Wherever the word "experiment" appears in a line, copy that line.

DATA EXTRACT ▸

--------

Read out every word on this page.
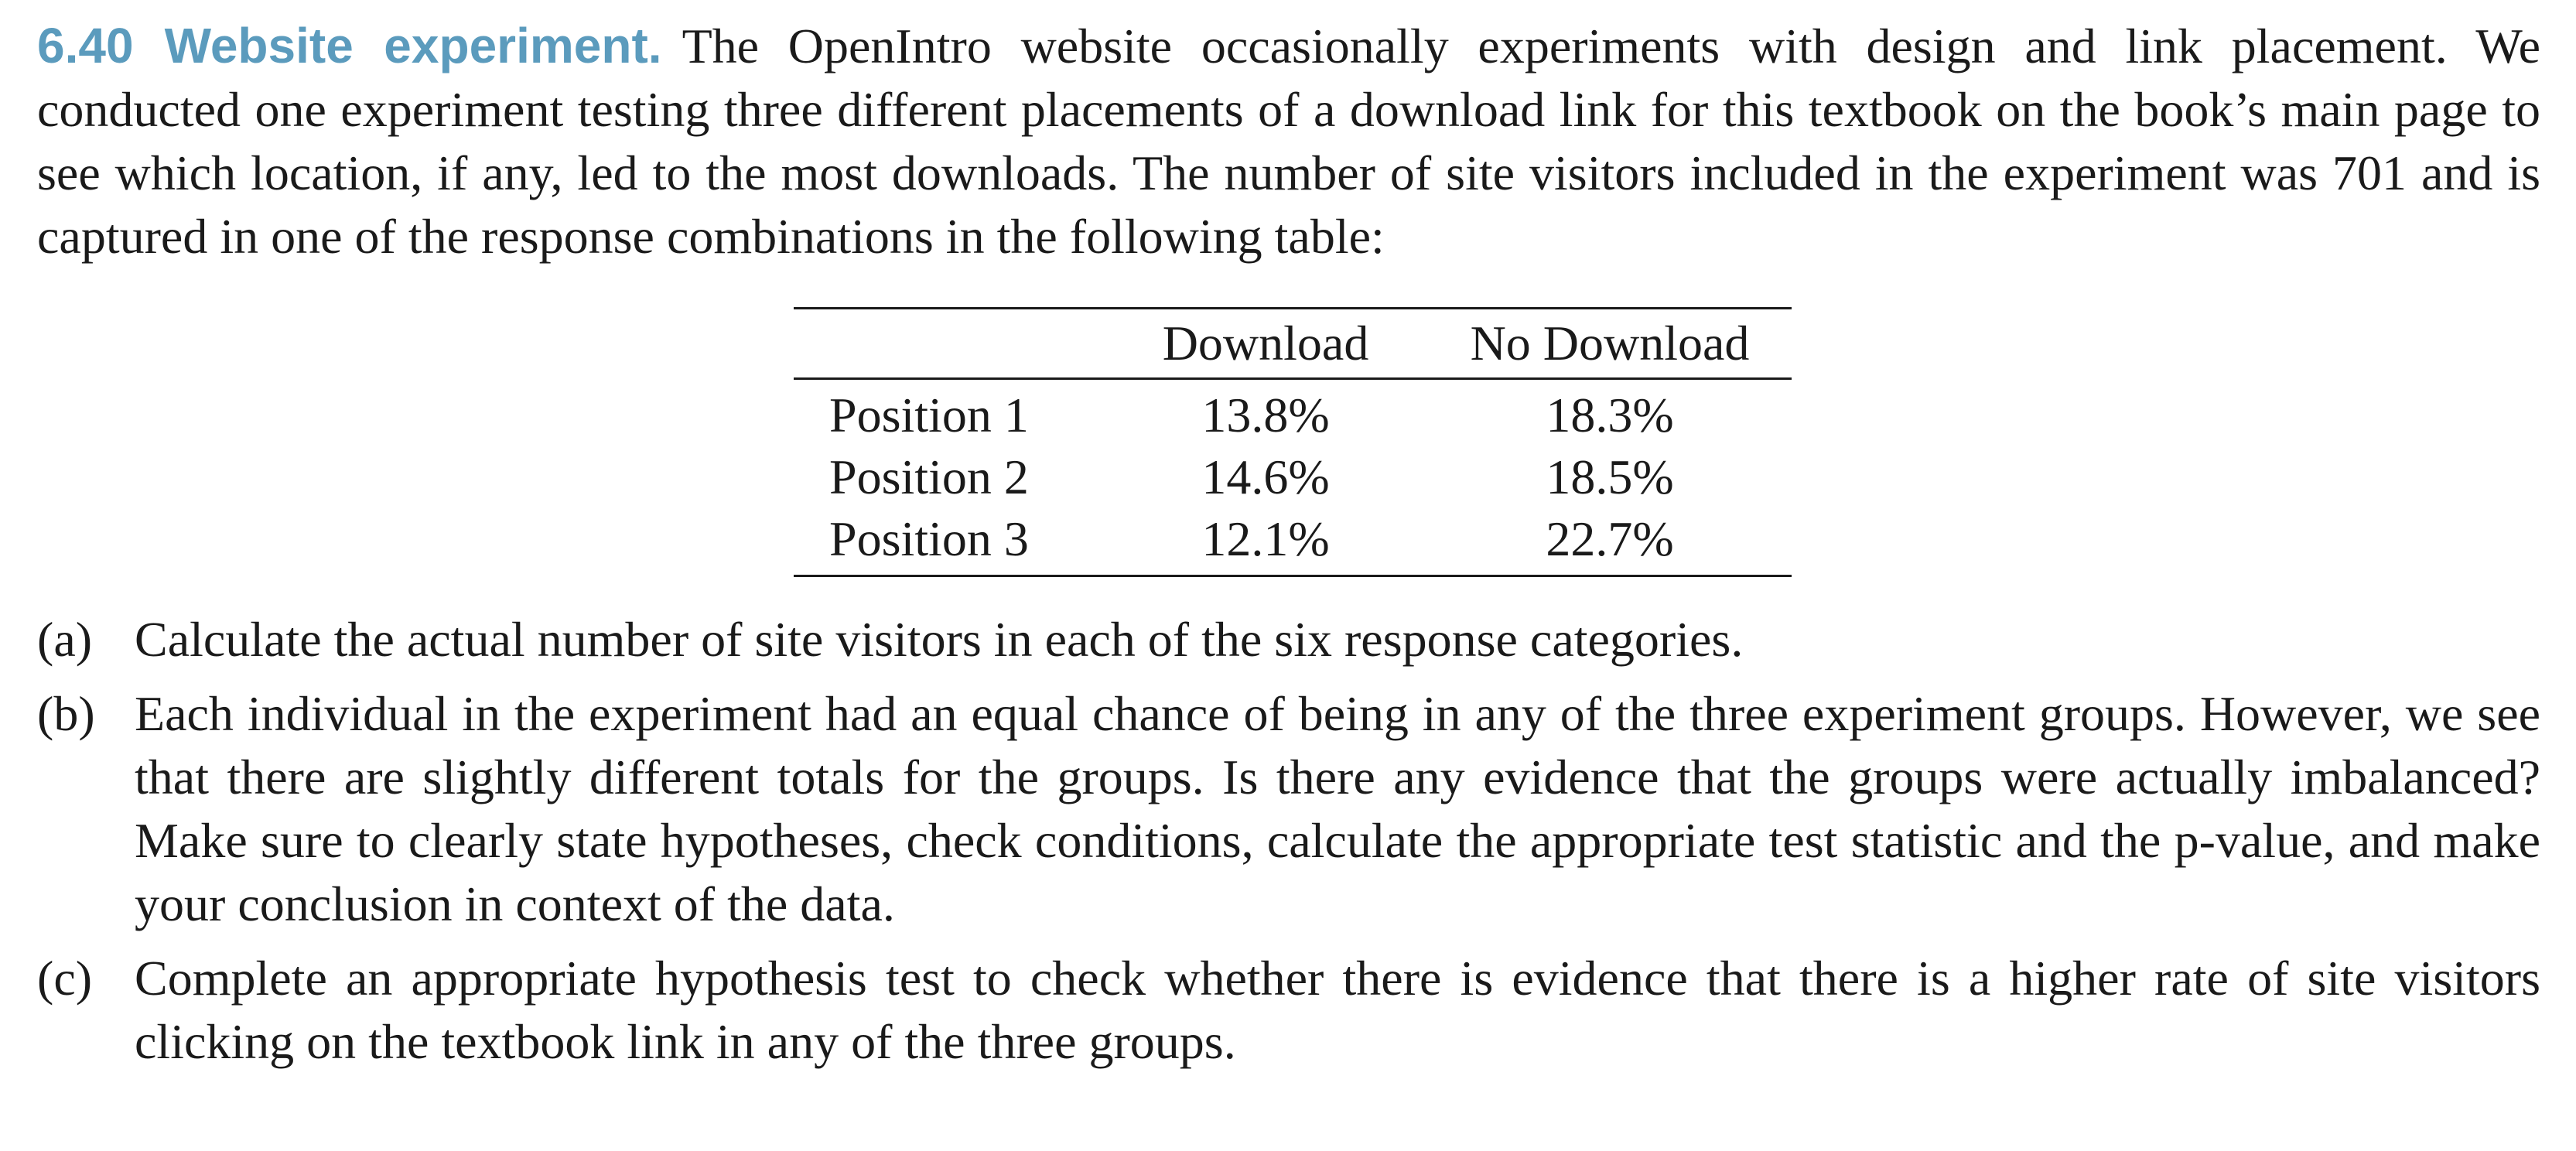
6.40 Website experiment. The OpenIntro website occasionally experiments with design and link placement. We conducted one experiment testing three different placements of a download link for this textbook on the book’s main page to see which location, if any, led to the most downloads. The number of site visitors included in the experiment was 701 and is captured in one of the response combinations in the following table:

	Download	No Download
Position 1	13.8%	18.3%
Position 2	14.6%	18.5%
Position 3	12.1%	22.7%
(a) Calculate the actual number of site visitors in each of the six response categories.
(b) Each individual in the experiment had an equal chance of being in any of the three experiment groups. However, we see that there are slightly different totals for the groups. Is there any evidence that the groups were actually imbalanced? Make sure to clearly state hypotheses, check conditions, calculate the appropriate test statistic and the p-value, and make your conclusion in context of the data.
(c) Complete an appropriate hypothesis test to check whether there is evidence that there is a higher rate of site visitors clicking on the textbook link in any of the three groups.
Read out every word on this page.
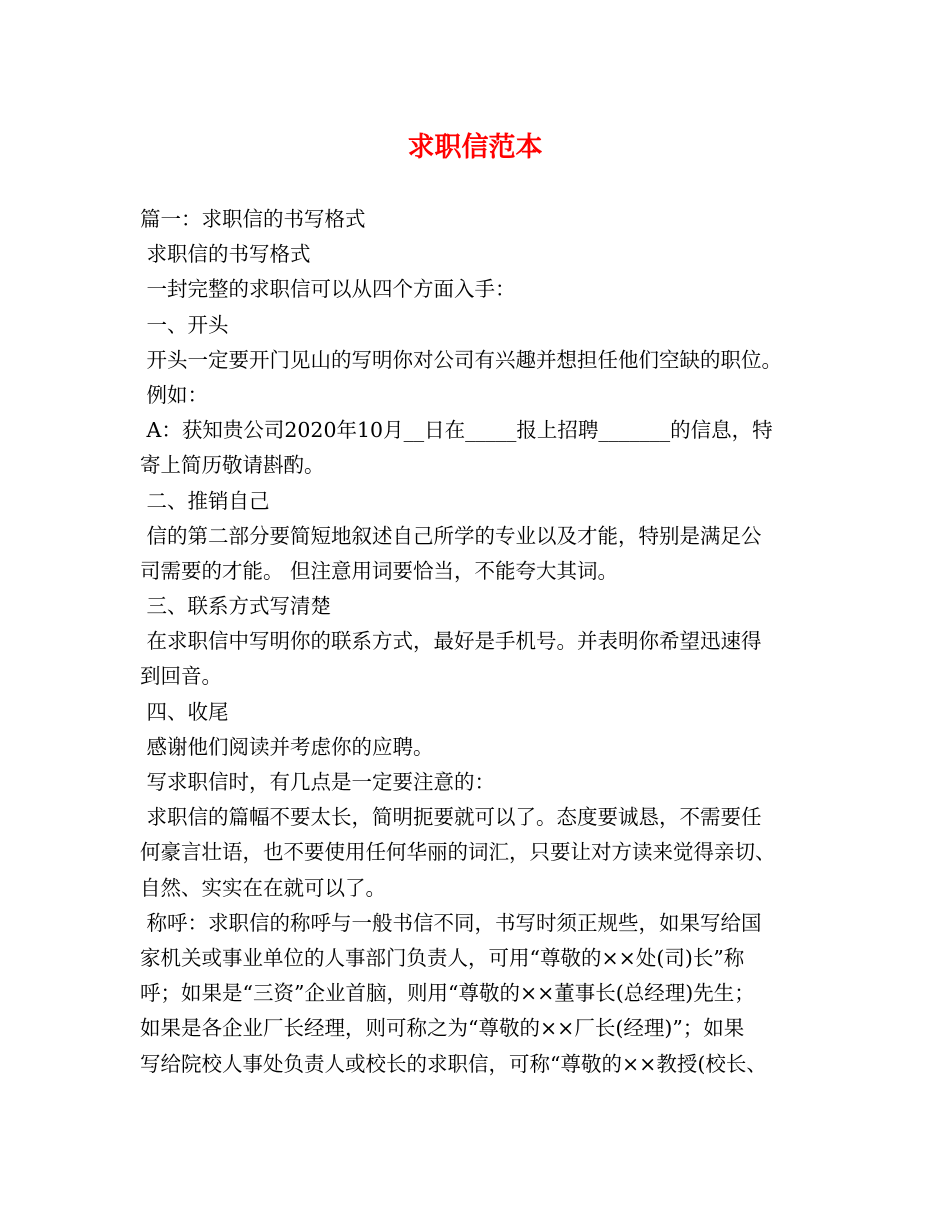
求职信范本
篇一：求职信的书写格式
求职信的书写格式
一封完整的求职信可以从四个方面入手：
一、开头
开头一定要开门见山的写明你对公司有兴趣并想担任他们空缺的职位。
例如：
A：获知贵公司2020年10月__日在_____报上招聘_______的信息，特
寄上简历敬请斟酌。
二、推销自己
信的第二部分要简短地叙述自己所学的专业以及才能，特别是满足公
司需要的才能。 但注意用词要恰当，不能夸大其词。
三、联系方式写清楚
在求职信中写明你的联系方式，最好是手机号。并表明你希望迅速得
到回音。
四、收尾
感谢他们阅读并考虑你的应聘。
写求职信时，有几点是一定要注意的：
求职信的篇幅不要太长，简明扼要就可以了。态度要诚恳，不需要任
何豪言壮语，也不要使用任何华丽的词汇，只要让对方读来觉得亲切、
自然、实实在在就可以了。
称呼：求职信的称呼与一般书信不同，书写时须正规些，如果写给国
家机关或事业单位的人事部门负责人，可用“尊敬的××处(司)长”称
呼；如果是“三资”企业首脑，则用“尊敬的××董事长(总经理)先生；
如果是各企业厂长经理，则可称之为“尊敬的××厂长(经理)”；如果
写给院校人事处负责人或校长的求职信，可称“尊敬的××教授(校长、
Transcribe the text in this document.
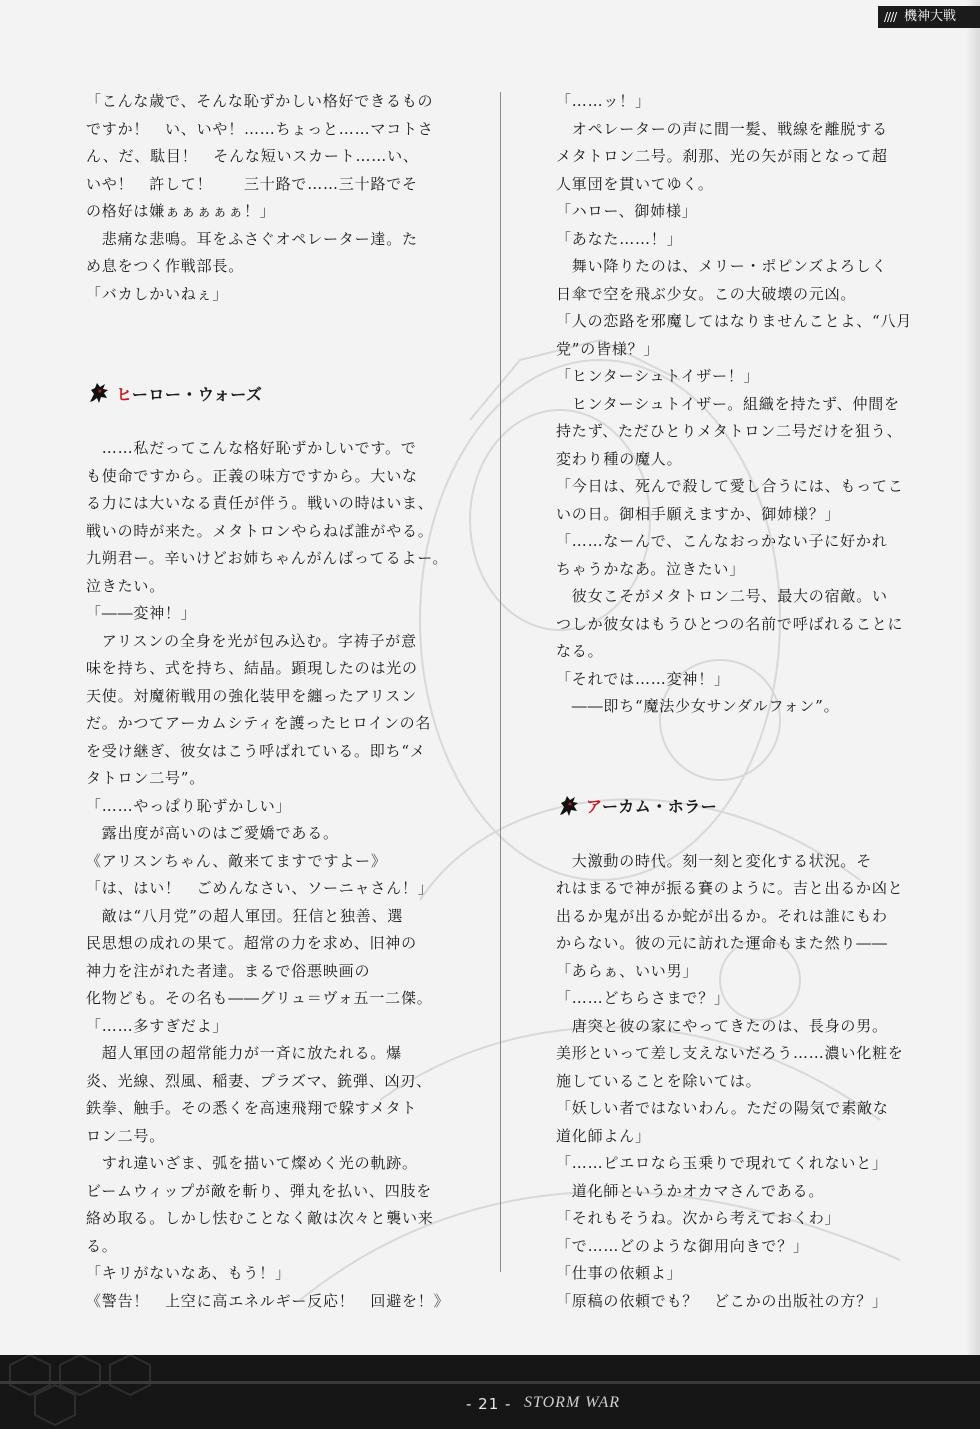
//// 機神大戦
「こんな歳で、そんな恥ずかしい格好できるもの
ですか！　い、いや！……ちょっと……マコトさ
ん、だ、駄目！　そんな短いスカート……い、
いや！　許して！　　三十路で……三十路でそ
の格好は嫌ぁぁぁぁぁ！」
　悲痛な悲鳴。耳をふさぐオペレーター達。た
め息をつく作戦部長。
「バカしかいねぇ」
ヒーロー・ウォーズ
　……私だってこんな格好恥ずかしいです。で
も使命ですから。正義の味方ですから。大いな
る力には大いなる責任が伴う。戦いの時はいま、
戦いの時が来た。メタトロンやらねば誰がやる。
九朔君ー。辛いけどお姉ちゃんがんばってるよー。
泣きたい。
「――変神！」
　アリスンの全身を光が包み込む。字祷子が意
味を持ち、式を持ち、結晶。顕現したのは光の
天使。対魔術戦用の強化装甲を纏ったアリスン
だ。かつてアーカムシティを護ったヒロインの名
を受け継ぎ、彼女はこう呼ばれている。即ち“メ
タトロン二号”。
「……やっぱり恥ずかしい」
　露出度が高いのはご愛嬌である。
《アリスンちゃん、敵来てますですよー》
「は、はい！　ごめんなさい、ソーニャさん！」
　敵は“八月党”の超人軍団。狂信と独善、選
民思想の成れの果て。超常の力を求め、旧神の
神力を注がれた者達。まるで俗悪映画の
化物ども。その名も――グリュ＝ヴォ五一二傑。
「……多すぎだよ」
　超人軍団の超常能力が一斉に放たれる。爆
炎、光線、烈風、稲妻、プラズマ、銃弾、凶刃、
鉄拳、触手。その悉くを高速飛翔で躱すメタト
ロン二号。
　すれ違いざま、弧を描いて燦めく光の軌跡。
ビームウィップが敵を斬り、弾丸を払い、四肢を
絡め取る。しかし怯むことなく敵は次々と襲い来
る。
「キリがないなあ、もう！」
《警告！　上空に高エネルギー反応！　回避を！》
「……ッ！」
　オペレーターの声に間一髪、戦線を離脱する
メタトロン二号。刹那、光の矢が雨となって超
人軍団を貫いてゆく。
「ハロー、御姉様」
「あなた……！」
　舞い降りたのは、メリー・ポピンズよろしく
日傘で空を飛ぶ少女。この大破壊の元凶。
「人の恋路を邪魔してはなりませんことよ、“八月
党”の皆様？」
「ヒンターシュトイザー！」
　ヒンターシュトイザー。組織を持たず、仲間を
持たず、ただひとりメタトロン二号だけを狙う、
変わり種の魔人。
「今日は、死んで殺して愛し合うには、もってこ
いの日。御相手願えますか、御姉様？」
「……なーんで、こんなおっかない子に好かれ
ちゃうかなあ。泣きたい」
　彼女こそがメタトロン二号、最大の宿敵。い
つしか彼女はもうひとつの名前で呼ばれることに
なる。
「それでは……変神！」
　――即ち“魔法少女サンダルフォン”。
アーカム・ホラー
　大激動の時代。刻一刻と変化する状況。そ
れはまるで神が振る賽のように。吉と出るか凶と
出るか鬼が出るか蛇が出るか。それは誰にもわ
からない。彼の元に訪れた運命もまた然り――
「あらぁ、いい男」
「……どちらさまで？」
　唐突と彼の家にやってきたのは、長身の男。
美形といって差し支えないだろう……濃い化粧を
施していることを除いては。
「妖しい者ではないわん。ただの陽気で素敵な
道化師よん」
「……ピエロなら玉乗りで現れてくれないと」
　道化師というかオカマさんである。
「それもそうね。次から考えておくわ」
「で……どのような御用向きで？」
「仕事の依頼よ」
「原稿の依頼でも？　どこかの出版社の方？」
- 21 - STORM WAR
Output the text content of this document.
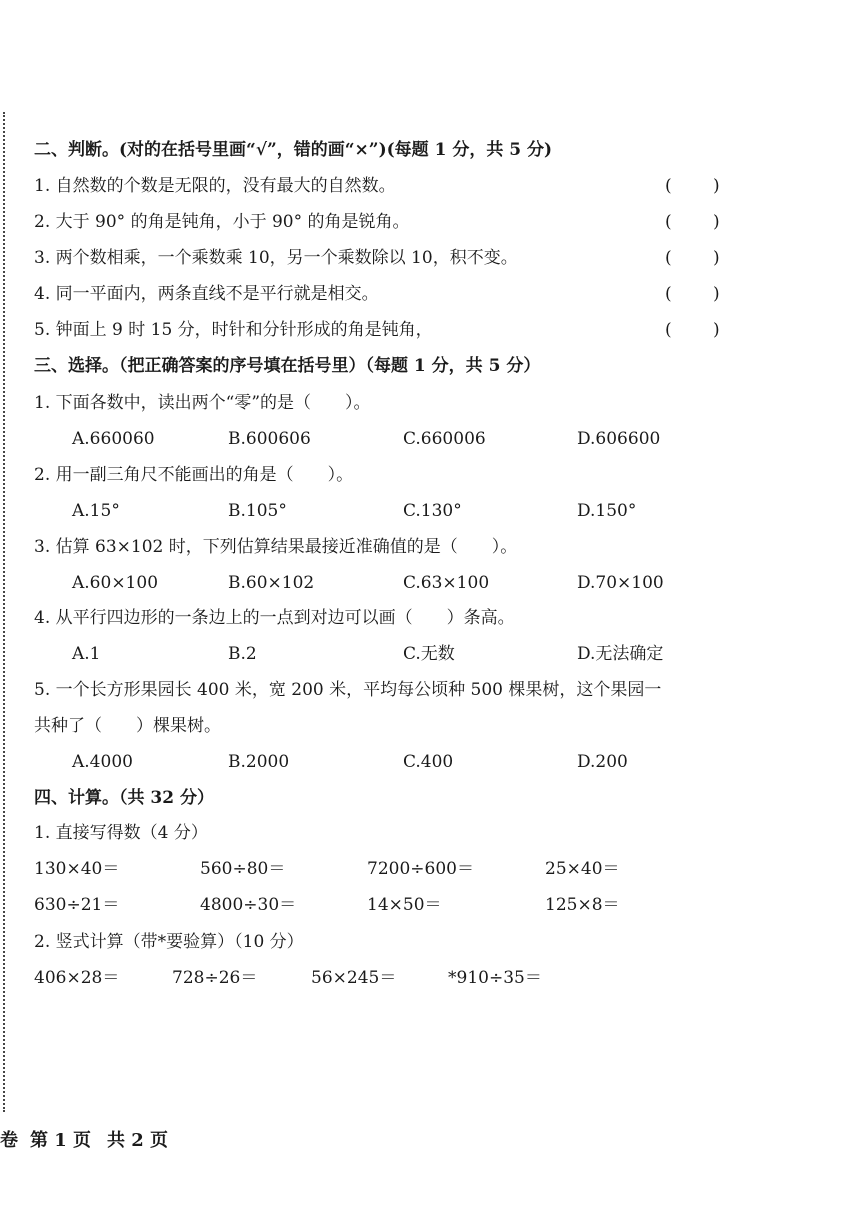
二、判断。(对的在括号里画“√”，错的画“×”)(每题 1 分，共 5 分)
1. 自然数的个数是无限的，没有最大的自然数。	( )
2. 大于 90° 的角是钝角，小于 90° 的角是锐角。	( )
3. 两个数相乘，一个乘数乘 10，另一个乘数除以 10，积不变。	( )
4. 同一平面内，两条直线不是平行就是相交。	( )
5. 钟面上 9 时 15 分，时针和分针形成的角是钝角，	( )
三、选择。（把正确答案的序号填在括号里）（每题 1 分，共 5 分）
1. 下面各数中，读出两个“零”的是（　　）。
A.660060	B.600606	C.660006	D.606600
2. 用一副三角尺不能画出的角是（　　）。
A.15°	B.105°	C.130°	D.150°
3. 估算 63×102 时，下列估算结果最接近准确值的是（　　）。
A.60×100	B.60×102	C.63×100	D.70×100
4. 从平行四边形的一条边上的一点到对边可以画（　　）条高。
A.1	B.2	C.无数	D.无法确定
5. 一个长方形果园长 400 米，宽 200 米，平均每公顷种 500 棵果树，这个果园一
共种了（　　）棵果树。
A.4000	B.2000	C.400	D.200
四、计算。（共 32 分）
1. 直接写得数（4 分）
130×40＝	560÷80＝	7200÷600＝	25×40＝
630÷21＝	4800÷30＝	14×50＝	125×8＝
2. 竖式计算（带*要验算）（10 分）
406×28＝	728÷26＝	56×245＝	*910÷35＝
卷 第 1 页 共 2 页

--------

ANSWER TO THIS PROBLEM ▸
6.40 Website experiment. The OpenIntro website occasionally experiments with design and link placement. We conducted one experiment testing three different placements of a download link for this textbook on the book’s main page to see which location, if any, led to the most downloads. The number of site visitors included in the experiment was 701 and is captured in one of the response combinations in the following table:
(b) Each individual in the experiment had an equal chance of being in any of the three experiment groups. However, we see that there are slightly different totals for the groups. Is there any evidence that the groups were actually imbalanced? Make sure to clearly state hypotheses, check conditions, calculate the appropriate test statistic and the p-value, and make your conclusion in context of the data.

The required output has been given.